### Direction
Count the lines in the records below that contain the word "image", and give only that number.

### Task material

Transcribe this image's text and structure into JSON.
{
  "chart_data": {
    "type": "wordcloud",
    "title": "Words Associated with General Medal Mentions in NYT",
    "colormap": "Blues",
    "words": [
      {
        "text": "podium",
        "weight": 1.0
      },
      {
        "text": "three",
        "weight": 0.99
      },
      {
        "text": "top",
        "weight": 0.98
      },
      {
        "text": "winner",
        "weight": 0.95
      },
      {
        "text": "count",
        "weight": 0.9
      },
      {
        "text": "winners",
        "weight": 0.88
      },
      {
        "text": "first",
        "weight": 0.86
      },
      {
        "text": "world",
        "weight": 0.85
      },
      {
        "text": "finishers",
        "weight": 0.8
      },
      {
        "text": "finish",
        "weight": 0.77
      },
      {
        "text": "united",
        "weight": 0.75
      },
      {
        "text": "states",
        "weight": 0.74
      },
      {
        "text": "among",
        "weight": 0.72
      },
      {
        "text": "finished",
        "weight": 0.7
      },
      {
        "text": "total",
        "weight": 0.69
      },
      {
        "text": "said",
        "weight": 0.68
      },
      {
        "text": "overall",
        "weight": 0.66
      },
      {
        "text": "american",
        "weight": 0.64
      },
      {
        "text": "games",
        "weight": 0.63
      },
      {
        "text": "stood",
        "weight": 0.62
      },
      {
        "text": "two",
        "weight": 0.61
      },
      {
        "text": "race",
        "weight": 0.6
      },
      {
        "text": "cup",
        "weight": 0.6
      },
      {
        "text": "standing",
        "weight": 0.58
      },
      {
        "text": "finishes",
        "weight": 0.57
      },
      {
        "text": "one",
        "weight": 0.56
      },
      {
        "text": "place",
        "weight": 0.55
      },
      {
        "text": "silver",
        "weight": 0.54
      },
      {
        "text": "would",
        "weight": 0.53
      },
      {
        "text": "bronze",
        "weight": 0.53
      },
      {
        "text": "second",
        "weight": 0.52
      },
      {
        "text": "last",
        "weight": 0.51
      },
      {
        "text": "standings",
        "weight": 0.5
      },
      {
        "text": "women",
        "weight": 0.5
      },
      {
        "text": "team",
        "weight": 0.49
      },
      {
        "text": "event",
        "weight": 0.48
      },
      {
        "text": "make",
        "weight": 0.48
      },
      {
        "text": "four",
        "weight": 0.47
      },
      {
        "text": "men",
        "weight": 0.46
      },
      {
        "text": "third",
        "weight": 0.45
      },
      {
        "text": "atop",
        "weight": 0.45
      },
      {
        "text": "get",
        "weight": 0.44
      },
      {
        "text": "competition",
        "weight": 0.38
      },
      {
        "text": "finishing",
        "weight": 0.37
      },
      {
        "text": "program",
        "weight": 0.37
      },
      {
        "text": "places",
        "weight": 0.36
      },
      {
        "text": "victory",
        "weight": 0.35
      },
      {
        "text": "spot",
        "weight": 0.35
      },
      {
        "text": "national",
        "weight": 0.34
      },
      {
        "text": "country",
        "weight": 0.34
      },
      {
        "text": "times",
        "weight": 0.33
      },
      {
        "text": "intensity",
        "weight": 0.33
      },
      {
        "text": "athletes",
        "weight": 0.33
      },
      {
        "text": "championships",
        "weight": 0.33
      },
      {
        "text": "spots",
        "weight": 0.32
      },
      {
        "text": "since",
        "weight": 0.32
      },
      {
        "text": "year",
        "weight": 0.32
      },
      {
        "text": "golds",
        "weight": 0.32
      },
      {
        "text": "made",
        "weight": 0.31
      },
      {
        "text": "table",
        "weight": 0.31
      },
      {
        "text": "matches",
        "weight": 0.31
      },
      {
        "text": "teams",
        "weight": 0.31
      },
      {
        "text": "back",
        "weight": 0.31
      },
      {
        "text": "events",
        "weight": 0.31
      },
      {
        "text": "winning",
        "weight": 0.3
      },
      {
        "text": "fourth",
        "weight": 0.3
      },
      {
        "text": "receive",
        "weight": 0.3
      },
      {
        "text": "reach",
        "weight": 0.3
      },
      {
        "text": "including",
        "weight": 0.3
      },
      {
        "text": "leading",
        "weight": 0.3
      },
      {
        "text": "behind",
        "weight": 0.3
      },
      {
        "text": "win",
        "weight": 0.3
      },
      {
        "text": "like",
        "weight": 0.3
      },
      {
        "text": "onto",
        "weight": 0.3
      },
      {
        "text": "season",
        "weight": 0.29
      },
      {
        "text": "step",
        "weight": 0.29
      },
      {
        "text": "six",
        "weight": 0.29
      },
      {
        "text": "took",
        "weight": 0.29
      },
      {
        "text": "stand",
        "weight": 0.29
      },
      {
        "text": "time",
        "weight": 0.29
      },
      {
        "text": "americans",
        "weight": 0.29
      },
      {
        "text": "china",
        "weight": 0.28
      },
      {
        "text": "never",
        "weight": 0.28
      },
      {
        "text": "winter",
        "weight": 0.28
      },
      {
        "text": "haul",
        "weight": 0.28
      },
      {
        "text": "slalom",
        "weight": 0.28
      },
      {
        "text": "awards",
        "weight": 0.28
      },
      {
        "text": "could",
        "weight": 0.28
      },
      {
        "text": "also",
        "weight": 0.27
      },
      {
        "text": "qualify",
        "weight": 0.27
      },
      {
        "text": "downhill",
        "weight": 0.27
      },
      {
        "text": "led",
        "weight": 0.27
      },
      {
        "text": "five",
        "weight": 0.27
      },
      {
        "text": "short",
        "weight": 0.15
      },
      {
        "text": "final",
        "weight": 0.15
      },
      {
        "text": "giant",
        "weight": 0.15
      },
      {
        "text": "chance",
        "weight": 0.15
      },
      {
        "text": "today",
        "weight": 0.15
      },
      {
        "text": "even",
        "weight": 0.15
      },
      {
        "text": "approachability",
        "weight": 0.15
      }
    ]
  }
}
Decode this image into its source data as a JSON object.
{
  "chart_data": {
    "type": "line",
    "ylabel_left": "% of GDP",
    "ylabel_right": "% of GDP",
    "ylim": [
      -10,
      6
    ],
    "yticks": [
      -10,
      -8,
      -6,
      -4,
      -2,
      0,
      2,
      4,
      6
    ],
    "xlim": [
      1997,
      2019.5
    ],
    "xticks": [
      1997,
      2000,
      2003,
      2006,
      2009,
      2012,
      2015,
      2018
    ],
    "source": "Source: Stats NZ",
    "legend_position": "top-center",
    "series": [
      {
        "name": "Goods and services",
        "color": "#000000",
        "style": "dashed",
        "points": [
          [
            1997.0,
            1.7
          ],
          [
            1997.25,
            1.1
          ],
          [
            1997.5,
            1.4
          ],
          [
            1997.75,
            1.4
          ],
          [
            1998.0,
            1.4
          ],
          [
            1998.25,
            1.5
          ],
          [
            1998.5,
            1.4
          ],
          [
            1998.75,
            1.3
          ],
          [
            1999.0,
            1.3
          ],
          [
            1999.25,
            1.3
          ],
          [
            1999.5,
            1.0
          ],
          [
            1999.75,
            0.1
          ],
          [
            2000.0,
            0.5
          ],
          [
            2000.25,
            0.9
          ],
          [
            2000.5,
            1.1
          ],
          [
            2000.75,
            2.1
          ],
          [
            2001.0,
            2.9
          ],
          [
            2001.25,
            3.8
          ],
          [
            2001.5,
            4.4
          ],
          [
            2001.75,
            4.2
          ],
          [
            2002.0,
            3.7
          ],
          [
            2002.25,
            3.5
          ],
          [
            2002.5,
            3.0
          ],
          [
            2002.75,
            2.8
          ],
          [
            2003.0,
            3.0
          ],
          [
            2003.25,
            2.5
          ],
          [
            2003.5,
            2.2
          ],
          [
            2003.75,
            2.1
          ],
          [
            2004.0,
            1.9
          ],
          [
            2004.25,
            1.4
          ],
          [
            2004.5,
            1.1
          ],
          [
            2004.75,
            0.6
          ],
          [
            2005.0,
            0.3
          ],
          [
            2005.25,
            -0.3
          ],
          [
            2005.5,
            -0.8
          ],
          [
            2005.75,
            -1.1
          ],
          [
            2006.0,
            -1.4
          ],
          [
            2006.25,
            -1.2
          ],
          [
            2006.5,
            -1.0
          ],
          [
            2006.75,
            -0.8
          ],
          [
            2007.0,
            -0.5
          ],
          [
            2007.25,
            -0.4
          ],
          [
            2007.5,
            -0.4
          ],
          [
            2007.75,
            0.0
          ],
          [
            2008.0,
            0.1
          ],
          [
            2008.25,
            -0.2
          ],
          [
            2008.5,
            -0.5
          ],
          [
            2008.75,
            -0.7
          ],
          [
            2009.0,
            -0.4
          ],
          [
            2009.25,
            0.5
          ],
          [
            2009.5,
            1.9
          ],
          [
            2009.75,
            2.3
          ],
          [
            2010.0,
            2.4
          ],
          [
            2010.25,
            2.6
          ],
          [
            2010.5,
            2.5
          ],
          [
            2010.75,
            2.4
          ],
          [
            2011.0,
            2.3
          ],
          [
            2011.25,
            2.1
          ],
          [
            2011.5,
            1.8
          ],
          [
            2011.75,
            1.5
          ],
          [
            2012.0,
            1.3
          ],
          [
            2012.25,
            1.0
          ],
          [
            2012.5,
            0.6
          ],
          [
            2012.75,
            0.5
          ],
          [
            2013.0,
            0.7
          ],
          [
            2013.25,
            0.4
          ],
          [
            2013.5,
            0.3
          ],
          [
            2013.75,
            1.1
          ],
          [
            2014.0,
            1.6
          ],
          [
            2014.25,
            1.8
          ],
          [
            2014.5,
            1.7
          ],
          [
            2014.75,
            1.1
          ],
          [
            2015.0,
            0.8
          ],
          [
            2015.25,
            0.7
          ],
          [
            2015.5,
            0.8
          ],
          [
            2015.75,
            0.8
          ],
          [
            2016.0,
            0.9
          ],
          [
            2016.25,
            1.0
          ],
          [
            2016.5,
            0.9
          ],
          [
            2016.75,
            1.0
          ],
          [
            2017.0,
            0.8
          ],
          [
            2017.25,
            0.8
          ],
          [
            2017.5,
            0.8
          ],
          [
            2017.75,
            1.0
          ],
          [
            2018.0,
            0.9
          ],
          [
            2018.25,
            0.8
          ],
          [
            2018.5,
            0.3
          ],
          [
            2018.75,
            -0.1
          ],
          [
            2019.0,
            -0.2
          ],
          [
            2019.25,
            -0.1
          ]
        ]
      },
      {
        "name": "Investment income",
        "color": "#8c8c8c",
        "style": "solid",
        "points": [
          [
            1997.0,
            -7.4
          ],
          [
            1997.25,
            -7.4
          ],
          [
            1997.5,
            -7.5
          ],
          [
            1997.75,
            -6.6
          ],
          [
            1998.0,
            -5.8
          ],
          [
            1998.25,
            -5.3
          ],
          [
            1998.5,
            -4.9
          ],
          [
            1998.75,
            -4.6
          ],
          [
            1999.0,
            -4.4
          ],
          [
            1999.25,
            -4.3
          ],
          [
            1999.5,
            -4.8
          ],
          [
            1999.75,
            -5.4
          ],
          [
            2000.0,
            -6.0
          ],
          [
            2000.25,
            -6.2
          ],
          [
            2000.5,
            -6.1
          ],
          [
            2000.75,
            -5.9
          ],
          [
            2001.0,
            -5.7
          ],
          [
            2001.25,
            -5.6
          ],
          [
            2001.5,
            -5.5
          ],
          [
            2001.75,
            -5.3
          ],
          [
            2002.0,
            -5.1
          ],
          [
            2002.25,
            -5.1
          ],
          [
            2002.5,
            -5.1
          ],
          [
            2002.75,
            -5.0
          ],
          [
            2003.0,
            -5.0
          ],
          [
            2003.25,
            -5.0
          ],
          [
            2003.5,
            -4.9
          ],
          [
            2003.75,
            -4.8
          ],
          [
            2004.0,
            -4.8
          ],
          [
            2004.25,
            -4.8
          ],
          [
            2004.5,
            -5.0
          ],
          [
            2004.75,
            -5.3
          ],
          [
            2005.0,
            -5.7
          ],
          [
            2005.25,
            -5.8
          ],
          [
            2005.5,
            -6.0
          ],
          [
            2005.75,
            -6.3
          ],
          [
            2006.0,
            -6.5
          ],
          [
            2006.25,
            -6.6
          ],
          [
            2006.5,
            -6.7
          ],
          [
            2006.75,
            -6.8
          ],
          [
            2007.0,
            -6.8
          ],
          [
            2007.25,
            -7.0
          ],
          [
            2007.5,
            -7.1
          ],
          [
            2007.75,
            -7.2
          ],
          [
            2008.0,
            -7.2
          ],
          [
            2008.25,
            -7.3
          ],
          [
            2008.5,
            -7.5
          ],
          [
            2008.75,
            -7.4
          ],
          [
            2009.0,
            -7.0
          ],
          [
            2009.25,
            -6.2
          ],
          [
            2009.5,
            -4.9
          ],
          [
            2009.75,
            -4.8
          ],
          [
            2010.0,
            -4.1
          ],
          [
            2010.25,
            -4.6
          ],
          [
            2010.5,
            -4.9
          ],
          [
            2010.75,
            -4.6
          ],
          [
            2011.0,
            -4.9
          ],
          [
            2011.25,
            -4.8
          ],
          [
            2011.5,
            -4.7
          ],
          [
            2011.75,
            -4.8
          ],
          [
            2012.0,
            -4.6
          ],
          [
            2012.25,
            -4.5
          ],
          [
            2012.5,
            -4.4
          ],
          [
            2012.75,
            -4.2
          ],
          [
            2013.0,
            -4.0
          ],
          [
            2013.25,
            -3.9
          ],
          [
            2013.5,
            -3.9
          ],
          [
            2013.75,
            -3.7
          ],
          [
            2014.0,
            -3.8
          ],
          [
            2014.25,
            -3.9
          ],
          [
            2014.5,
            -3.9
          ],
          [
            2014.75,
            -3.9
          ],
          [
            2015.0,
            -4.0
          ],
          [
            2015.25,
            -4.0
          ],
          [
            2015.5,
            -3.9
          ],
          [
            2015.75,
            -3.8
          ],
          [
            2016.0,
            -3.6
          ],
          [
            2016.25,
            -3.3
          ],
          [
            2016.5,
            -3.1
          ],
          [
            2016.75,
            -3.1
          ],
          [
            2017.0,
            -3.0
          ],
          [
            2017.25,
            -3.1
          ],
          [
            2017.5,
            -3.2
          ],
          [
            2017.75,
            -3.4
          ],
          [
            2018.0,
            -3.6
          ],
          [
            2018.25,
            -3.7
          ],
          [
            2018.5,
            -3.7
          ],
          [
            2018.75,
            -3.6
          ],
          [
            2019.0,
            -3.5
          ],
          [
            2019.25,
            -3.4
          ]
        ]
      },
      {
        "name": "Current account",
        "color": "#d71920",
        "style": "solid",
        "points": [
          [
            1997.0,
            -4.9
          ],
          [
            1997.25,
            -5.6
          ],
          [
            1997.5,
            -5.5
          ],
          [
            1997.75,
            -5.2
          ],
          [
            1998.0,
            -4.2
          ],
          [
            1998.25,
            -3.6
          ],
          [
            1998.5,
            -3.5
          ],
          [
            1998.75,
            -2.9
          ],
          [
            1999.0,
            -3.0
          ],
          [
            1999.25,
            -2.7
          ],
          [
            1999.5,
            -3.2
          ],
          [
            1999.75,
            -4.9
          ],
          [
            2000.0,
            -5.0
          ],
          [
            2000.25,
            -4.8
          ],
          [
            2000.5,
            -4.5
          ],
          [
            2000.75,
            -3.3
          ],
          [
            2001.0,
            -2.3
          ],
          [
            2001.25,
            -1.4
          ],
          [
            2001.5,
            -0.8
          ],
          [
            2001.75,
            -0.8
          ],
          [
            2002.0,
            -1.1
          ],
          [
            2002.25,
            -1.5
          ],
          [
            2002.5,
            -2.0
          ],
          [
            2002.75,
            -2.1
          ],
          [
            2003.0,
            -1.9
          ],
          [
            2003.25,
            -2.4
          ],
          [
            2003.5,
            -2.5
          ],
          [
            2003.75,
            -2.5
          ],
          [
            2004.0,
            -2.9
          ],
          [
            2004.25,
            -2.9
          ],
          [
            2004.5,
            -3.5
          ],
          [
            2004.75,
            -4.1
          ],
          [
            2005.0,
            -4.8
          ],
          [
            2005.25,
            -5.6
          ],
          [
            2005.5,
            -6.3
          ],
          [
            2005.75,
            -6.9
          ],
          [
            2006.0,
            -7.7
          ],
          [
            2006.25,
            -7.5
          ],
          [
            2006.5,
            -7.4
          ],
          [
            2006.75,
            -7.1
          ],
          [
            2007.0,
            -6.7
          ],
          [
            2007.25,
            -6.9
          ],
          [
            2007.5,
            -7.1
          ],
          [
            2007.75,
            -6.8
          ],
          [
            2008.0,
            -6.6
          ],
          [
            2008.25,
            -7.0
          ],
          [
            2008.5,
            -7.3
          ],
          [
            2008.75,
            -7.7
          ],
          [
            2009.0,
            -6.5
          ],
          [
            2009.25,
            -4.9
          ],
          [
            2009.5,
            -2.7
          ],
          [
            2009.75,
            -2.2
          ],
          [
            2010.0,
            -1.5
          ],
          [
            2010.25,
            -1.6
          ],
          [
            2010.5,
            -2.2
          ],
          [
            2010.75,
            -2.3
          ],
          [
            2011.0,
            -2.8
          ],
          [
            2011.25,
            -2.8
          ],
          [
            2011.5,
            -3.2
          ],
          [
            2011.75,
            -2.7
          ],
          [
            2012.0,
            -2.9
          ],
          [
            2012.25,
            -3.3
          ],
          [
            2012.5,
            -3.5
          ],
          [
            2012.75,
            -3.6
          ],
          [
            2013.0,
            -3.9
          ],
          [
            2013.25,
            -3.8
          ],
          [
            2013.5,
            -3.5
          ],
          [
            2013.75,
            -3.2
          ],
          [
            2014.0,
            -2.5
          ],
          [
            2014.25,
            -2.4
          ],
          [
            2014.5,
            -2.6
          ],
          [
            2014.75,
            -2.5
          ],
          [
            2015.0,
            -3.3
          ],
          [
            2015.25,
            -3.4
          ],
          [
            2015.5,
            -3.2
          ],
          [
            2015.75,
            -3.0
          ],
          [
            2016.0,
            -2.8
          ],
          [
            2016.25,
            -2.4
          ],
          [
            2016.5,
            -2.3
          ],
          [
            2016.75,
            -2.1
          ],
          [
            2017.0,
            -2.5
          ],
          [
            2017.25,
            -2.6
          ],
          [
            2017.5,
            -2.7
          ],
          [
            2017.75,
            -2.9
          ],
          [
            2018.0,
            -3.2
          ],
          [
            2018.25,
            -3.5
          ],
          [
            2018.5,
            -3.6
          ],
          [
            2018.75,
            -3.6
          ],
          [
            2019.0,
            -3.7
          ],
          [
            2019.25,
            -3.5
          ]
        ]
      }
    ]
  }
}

### Written answer
2